(WHAT TO WORK ON): List each line in which the string "title" appears.

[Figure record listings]
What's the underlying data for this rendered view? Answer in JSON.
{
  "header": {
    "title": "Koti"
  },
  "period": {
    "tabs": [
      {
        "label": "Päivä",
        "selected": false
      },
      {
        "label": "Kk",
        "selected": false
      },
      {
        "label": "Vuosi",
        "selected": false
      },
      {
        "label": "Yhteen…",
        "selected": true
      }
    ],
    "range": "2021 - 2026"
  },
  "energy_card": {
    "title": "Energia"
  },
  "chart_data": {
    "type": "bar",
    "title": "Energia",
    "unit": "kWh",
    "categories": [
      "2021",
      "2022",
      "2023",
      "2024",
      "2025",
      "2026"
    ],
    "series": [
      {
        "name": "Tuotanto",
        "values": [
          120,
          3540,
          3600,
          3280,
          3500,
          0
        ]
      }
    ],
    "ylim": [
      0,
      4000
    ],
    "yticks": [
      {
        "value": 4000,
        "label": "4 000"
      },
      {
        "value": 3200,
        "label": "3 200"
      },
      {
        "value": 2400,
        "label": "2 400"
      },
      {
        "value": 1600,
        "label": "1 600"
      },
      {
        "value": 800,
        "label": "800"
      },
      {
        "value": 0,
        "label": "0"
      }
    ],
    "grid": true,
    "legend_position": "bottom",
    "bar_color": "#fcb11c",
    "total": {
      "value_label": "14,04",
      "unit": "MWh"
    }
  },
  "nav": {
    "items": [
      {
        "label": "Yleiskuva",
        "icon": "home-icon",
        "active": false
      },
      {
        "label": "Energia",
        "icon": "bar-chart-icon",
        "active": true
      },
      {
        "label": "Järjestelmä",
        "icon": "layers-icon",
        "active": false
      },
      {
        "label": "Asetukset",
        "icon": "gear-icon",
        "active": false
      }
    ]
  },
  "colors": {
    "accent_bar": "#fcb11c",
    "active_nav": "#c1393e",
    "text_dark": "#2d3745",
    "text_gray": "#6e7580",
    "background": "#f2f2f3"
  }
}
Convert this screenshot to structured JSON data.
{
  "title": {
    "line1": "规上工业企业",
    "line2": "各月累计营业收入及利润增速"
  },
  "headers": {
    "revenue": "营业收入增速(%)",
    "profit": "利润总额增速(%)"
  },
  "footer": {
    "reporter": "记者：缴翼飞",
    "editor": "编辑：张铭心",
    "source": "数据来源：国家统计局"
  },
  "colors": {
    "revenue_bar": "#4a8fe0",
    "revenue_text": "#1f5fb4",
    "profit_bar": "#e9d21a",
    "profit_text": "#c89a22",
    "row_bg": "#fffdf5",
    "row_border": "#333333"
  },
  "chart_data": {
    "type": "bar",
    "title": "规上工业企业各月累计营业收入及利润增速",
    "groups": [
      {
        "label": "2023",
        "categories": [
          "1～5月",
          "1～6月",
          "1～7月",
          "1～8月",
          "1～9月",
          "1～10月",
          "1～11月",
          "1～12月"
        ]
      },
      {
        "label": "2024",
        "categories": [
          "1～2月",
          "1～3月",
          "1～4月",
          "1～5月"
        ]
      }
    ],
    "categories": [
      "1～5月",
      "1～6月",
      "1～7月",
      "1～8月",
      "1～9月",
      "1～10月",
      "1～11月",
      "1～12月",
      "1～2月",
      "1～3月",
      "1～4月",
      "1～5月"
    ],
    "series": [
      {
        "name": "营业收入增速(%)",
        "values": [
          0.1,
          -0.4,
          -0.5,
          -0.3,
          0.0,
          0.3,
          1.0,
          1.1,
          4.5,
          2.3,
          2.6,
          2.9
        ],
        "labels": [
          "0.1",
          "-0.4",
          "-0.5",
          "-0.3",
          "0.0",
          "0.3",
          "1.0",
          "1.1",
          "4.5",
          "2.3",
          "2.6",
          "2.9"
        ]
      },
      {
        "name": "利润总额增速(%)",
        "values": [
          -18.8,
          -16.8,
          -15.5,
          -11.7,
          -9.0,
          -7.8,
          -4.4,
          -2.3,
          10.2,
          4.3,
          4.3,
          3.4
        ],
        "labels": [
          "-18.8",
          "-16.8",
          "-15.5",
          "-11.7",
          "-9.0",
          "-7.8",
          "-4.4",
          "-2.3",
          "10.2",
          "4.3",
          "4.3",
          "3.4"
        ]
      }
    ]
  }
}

(RESULT OF THIS TASK):
    "title": "Koti"
    "title": "Energia"
    "title": "Energia",
  "title": {
    "title": "规上工业企业各月累计营业收入及利润增速",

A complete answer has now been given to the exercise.